● **Aim**
Pictures in the data below are not part of the copy; transcribe everything else exactly.

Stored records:
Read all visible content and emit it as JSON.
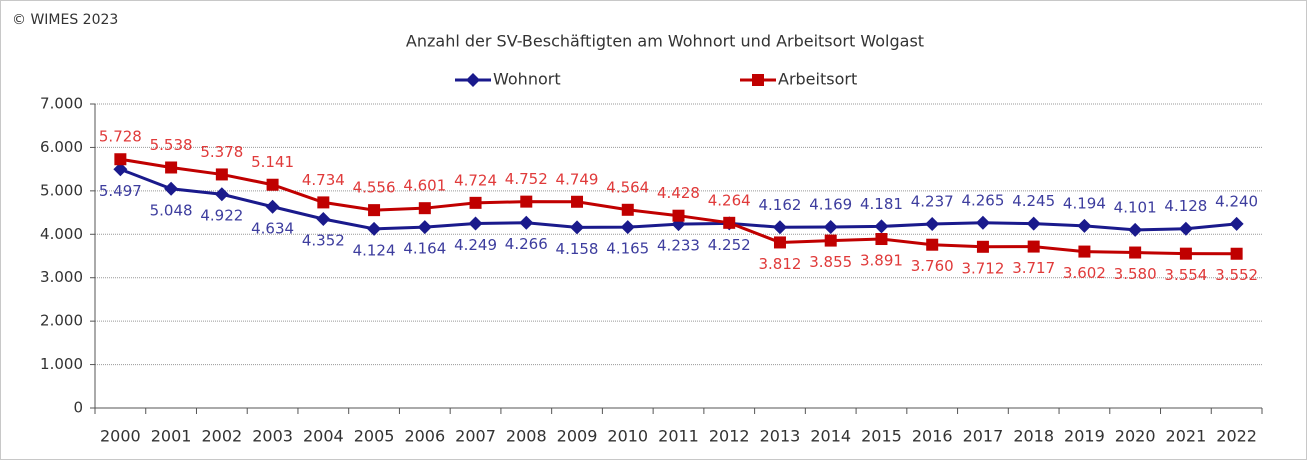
{
  "chart_data": {
    "type": "line",
    "copyright": "© WIMES 2023",
    "title": "Anzahl der SV-Beschäftigten am Wohnort und Arbeitsort Wolgast",
    "categories": [
      "2000",
      "2001",
      "2002",
      "2003",
      "2004",
      "2005",
      "2006",
      "2007",
      "2008",
      "2009",
      "2010",
      "2011",
      "2012",
      "2013",
      "2014",
      "2015",
      "2016",
      "2017",
      "2018",
      "2019",
      "2020",
      "2021",
      "2022"
    ],
    "series": [
      {
        "name": "Wohnort",
        "color": "#1a1a8c",
        "label_color": "#3d3d9e",
        "marker": "diamond",
        "values": [
          5497,
          5048,
          4922,
          4634,
          4352,
          4124,
          4164,
          4249,
          4266,
          4158,
          4165,
          4233,
          4252,
          4162,
          4169,
          4181,
          4237,
          4265,
          4245,
          4194,
          4101,
          4128,
          4240
        ],
        "value_labels": [
          "5.497",
          "5.048",
          "4.922",
          "4.634",
          "4.352",
          "4.124",
          "4.164",
          "4.249",
          "4.266",
          "4.158",
          "4.165",
          "4.233",
          "4.252",
          "4.162",
          "4.169",
          "4.181",
          "4.237",
          "4.265",
          "4.245",
          "4.194",
          "4.101",
          "4.128",
          "4.240"
        ]
      },
      {
        "name": "Arbeitsort",
        "color": "#c00000",
        "label_color": "#e03a3a",
        "marker": "square",
        "values": [
          5728,
          5538,
          5378,
          5141,
          4734,
          4556,
          4601,
          4724,
          4752,
          4749,
          4564,
          4428,
          4264,
          3812,
          3855,
          3891,
          3760,
          3712,
          3717,
          3602,
          3580,
          3554,
          3552
        ],
        "value_labels": [
          "5.728",
          "5.538",
          "5.378",
          "5.141",
          "4.734",
          "4.556",
          "4.601",
          "4.724",
          "4.752",
          "4.749",
          "4.564",
          "4.428",
          "4.264",
          "3.812",
          "3.855",
          "3.891",
          "3.760",
          "3.712",
          "3.717",
          "3.602",
          "3.580",
          "3.554",
          "3.552"
        ]
      }
    ],
    "ylim": [
      0,
      7000
    ],
    "yticks": [
      0,
      {
        "value": 1000,
        "label": "1.000"
      },
      {
        "value": 2000,
        "label": "2.000"
      },
      {
        "value": 3000,
        "label": "3.000"
      },
      {
        "value": 4000,
        "label": "4.000"
      },
      {
        "value": 5000,
        "label": "5.000"
      },
      {
        "value": 6000,
        "label": "6.000"
      },
      {
        "value": 7000,
        "label": "7.000"
      }
    ],
    "grid": true,
    "legend": "top"
  }
}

● **Full output**
Read all visible content and emit it as JSON.
{
  "chart_data": {
    "type": "line",
    "copyright": "© WIMES 2023",
    "title": "Anzahl der SV-Beschäftigten am Wohnort und Arbeitsort Wolgast",
    "categories": [
      "2000",
      "2001",
      "2002",
      "2003",
      "2004",
      "2005",
      "2006",
      "2007",
      "2008",
      "2009",
      "2010",
      "2011",
      "2012",
      "2013",
      "2014",
      "2015",
      "2016",
      "2017",
      "2018",
      "2019",
      "2020",
      "2021",
      "2022"
    ],
    "series": [
      {
        "name": "Wohnort",
        "color": "#1a1a8c",
        "label_color": "#3d3d9e",
        "marker": "diamond",
        "values": [
          5497,
          5048,
          4922,
          4634,
          4352,
          4124,
          4164,
          4249,
          4266,
          4158,
          4165,
          4233,
          4252,
          4162,
          4169,
          4181,
          4237,
          4265,
          4245,
          4194,
          4101,
          4128,
          4240
        ],
        "value_labels": [
          "5.497",
          "5.048",
          "4.922",
          "4.634",
          "4.352",
          "4.124",
          "4.164",
          "4.249",
          "4.266",
          "4.158",
          "4.165",
          "4.233",
          "4.252",
          "4.162",
          "4.169",
          "4.181",
          "4.237",
          "4.265",
          "4.245",
          "4.194",
          "4.101",
          "4.128",
          "4.240"
        ]
      },
      {
        "name": "Arbeitsort",
        "color": "#c00000",
        "label_color": "#e03a3a",
        "marker": "square",
        "values": [
          5728,
          5538,
          5378,
          5141,
          4734,
          4556,
          4601,
          4724,
          4752,
          4749,
          4564,
          4428,
          4264,
          3812,
          3855,
          3891,
          3760,
          3712,
          3717,
          3602,
          3580,
          3554,
          3552
        ],
        "value_labels": [
          "5.728",
          "5.538",
          "5.378",
          "5.141",
          "4.734",
          "4.556",
          "4.601",
          "4.724",
          "4.752",
          "4.749",
          "4.564",
          "4.428",
          "4.264",
          "3.812",
          "3.855",
          "3.891",
          "3.760",
          "3.712",
          "3.717",
          "3.602",
          "3.580",
          "3.554",
          "3.552"
        ]
      }
    ],
    "ylim": [
      0,
      7000
    ],
    "yticks": [
      0,
      {
        "value": 1000,
        "label": "1.000"
      },
      {
        "value": 2000,
        "label": "2.000"
      },
      {
        "value": 3000,
        "label": "3.000"
      },
      {
        "value": 4000,
        "label": "4.000"
      },
      {
        "value": 5000,
        "label": "5.000"
      },
      {
        "value": 6000,
        "label": "6.000"
      },
      {
        "value": 7000,
        "label": "7.000"
      }
    ],
    "grid": true,
    "legend": "top"
  }
}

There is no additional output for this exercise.